Find the lines holding "TRAMONTINA" and copy them.
■ ■ ■ ■ ■
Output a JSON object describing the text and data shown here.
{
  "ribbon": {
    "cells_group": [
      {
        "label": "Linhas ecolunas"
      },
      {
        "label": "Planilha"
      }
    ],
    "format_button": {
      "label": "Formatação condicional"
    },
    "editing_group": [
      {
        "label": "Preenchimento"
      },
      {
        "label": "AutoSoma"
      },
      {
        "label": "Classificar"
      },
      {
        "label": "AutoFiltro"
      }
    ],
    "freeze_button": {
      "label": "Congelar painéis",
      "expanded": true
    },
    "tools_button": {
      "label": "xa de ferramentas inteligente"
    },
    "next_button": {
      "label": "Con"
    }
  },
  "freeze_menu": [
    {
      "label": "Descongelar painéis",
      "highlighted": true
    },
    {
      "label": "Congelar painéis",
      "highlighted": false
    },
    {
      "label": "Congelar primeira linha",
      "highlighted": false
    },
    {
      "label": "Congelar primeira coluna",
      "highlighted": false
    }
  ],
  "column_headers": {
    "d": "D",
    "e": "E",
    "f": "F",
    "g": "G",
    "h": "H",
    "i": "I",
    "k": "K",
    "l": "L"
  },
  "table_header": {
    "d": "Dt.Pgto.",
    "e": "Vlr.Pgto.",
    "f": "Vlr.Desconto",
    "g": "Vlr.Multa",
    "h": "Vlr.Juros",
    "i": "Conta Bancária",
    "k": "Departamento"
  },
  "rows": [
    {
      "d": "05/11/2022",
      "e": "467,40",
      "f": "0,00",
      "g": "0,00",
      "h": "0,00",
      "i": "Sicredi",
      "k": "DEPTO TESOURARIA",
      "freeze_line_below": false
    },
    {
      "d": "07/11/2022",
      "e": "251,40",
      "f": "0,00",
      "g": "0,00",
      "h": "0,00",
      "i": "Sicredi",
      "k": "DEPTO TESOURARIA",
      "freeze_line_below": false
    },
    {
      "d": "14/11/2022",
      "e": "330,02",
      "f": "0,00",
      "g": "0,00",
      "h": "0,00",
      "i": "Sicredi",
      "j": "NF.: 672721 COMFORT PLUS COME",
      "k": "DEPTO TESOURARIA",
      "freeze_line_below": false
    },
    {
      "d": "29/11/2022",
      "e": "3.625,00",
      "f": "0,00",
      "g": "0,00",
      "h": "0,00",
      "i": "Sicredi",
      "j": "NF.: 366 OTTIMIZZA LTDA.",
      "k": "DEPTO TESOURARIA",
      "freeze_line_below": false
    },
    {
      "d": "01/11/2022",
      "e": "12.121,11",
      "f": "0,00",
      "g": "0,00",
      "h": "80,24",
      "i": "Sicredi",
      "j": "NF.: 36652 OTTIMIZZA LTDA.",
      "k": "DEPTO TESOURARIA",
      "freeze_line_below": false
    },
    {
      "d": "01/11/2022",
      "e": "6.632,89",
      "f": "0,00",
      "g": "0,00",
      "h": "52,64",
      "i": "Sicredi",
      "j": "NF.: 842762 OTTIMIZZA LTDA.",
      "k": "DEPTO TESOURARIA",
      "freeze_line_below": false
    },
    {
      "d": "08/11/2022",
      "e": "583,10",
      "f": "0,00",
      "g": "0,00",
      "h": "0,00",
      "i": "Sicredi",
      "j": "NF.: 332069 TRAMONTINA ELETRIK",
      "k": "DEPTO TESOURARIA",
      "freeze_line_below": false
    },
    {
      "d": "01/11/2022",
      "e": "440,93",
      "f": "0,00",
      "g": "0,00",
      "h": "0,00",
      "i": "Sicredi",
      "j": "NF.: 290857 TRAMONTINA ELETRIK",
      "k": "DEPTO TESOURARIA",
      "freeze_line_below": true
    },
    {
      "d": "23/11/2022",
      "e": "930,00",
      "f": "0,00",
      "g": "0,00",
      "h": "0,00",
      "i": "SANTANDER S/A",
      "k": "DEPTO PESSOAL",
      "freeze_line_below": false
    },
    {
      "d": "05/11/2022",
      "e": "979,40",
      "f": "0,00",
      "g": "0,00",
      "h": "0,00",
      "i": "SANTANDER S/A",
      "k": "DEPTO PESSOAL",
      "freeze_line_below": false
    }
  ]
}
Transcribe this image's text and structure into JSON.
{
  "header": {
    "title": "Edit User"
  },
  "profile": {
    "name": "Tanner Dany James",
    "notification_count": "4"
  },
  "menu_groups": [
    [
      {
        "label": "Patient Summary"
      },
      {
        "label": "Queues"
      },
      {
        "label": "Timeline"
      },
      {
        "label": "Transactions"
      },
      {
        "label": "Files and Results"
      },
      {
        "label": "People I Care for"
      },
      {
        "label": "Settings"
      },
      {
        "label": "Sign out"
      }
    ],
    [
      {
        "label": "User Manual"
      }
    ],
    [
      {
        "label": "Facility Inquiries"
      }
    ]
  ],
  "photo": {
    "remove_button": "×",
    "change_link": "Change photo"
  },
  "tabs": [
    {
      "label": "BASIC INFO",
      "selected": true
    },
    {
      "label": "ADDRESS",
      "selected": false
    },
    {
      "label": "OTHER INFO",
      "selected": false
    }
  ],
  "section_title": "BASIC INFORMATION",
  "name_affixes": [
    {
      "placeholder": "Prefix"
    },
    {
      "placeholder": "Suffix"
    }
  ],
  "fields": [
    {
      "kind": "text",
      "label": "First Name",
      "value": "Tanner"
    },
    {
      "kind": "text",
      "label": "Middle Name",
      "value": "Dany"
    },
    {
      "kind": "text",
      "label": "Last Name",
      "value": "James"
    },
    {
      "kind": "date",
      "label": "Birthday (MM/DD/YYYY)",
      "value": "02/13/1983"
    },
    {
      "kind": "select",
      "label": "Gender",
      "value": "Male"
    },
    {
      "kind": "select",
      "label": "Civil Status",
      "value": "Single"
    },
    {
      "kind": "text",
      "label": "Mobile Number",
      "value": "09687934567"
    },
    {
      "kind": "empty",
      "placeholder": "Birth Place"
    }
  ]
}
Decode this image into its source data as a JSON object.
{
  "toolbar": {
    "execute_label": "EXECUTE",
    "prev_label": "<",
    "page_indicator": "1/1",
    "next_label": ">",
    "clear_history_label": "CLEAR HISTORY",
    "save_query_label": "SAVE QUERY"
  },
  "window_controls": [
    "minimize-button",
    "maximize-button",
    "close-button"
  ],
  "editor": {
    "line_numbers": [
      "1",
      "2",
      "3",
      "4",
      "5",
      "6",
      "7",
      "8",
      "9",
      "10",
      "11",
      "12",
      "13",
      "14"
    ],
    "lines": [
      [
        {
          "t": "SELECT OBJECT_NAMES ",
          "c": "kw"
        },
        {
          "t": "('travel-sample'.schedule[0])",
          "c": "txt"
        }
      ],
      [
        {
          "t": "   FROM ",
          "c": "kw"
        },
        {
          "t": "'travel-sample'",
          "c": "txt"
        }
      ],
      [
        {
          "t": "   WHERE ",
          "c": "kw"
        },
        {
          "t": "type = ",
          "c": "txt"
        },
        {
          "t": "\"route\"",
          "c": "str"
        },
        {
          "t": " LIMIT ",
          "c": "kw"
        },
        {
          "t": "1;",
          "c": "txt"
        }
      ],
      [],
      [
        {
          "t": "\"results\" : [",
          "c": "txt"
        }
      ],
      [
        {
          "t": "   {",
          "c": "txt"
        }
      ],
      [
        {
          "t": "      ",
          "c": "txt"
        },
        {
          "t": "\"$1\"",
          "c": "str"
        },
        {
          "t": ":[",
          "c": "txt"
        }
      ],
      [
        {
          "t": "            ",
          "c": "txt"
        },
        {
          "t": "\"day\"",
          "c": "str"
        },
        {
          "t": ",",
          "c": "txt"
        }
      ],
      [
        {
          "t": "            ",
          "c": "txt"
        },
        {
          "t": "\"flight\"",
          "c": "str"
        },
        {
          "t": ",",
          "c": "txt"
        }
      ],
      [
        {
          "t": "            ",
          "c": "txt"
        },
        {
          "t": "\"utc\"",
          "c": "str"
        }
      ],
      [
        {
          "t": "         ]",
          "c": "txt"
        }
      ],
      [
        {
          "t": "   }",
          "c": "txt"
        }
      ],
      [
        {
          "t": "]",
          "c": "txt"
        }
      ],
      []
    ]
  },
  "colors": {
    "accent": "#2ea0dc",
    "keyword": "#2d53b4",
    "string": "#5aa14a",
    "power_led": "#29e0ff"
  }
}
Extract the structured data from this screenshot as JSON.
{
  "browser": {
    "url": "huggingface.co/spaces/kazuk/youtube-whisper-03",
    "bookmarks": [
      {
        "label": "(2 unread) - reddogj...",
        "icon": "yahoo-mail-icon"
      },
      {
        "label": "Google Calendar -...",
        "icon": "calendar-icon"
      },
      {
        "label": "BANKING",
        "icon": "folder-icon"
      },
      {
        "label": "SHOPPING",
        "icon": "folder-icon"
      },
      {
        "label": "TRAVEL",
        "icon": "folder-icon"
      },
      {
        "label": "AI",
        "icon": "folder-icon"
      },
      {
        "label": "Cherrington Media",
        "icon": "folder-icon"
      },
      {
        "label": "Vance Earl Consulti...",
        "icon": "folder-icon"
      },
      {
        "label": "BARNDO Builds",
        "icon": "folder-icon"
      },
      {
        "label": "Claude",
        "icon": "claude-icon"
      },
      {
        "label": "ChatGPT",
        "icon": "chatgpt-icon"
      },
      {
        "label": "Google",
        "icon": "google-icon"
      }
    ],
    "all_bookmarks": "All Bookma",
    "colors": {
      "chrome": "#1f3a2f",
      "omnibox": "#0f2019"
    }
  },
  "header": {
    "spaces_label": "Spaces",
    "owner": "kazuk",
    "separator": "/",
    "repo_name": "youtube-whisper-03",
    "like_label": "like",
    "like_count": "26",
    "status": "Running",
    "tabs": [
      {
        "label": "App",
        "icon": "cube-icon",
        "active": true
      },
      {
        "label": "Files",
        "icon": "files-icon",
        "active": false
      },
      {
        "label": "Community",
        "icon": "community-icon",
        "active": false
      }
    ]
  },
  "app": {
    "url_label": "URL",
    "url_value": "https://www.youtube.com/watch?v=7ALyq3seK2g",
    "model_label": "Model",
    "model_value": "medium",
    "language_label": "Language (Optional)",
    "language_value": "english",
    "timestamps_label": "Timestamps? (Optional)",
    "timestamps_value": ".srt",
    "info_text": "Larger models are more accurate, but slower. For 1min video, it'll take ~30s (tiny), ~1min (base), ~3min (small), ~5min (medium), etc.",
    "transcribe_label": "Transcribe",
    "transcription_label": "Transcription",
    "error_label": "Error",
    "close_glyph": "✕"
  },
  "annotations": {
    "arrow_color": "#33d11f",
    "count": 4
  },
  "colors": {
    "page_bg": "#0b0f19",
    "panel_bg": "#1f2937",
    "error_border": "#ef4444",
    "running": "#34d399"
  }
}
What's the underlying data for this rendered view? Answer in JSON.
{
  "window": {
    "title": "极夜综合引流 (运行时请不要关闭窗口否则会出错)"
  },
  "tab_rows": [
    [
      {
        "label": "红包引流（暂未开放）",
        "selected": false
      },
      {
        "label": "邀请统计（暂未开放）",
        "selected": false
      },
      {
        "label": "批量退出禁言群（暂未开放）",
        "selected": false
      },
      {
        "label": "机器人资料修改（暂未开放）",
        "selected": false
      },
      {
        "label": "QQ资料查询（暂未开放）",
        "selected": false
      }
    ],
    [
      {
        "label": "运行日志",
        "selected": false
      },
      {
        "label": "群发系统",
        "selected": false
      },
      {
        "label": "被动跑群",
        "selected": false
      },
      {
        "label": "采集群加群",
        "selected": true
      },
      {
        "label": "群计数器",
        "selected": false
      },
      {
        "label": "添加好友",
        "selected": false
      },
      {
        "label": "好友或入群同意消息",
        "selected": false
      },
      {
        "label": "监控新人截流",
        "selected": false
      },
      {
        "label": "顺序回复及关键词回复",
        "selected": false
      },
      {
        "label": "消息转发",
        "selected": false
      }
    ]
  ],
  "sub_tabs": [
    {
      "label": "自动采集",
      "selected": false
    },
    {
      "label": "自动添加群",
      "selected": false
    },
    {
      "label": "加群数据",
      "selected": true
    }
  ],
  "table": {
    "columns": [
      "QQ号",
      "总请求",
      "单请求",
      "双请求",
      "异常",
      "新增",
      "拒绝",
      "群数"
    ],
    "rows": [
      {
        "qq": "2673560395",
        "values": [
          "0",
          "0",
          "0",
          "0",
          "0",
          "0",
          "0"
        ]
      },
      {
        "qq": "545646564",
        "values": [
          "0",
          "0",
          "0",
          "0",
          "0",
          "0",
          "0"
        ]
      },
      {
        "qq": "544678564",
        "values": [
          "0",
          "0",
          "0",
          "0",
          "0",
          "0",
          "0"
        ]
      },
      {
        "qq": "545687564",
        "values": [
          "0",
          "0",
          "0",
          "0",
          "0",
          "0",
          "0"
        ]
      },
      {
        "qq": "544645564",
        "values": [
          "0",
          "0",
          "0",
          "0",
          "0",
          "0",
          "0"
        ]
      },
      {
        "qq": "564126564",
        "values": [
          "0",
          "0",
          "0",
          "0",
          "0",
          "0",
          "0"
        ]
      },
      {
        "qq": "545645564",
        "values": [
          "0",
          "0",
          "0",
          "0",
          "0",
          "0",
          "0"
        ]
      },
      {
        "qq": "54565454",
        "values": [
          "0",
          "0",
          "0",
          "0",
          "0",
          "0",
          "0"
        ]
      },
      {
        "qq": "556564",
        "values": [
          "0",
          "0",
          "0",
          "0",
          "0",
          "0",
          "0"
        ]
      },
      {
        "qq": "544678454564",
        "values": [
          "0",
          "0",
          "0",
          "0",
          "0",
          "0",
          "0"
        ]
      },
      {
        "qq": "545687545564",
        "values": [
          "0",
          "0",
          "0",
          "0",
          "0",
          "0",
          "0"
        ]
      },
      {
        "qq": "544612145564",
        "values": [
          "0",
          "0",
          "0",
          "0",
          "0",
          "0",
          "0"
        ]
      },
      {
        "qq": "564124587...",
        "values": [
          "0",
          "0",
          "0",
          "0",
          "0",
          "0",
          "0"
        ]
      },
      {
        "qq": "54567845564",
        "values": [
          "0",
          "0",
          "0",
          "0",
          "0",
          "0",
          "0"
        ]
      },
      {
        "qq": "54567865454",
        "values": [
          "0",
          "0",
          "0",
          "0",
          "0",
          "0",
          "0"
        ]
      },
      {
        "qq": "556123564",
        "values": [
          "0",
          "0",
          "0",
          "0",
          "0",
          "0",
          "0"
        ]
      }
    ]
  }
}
■ ■ ■ ■ ■
Worked answer →
      "j": "NF.: 332069 TRAMONTINA ELETRIK",
      "j": "NF.: 290857 TRAMONTINA ELETRIK",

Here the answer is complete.